# Page

___

The WHDC has also been keeping its staff small. “And,” says Boateng, “if we’re able to construct a place so that we’re not paying rent—rent and staff are the two biggest expenses of any nonprofit.”
As one of the few funders narrowly focused on West Harlem, WHDC also wishes to make the organizations it funds attractive to other funders by strengthening their balance sheets as they seek new funding sources.
One of the biggest problems nonprofits grapple with is the vicious cycle of qualifying for grants. Grant making foundations are, in a sense, investors, and so they want as many guarantees as possible that their grants will not be wasted. Often, those guarantees are budgetary; a foundation will only give an organization a grant if it already has a certain amount of money. Thus, nonprofits find themselves in a double bind: They need grants to get money but money to get grants. The WHDC has a different kind of requirement. A WHDC grant can go up to 50 percent of a nonprofit’s budget—a far more generous sum, claims Boateng, than most foundations. “We give you a hand but [then] we force you to look elsewhere,” he explains. The WHDC injects nonprofits with cash in the hopes that they will use their expanded budget to more easily secure funding from other sources and eventually outgrow the WHDC, like birds leaving the nest.

___

# Recorded information
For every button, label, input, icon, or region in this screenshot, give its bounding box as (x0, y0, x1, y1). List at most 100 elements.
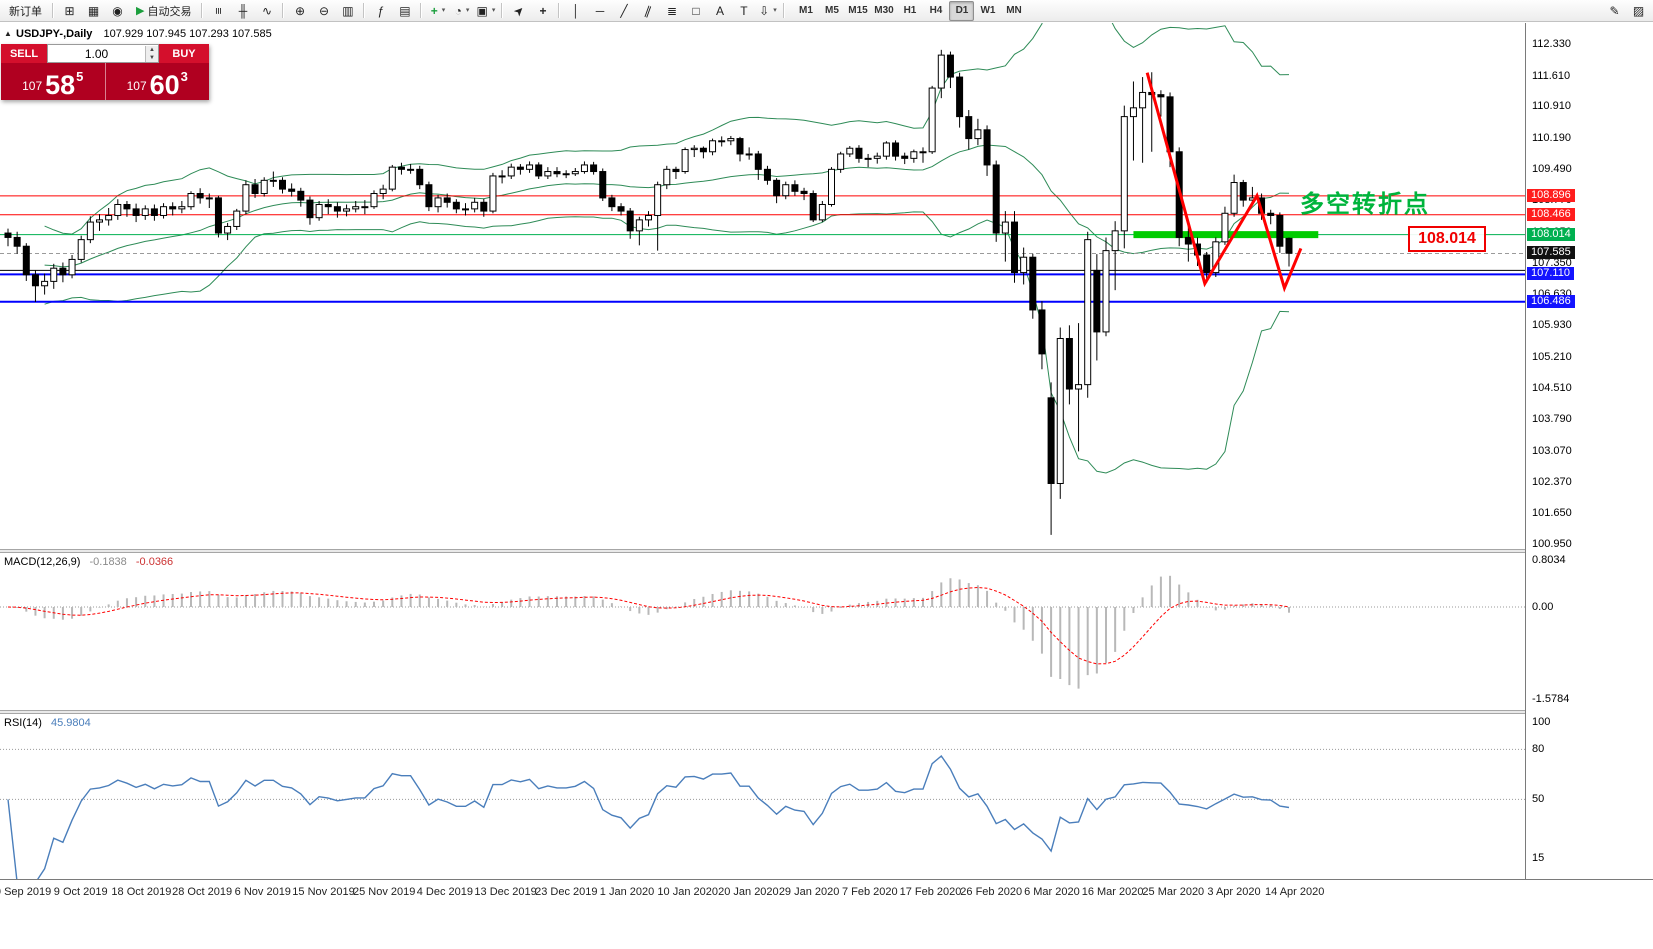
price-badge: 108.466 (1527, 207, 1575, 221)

___

# Work to complete
Could you retype everything in the WHDC passage from "The WHDC has also" down to "new funding sources."?

# Written solution
The WHDC has also been keeping its staff small. “And,” says Boateng, “if we’re able to construct a place so that we’re not paying rent—rent and staff are the two biggest expenses of any nonprofit.”
As one of the few funders narrowly focused on West Harlem, WHDC also wishes to make the organizations it funds attractive to other funders by strengthening their balance sheets as they seek new funding sources.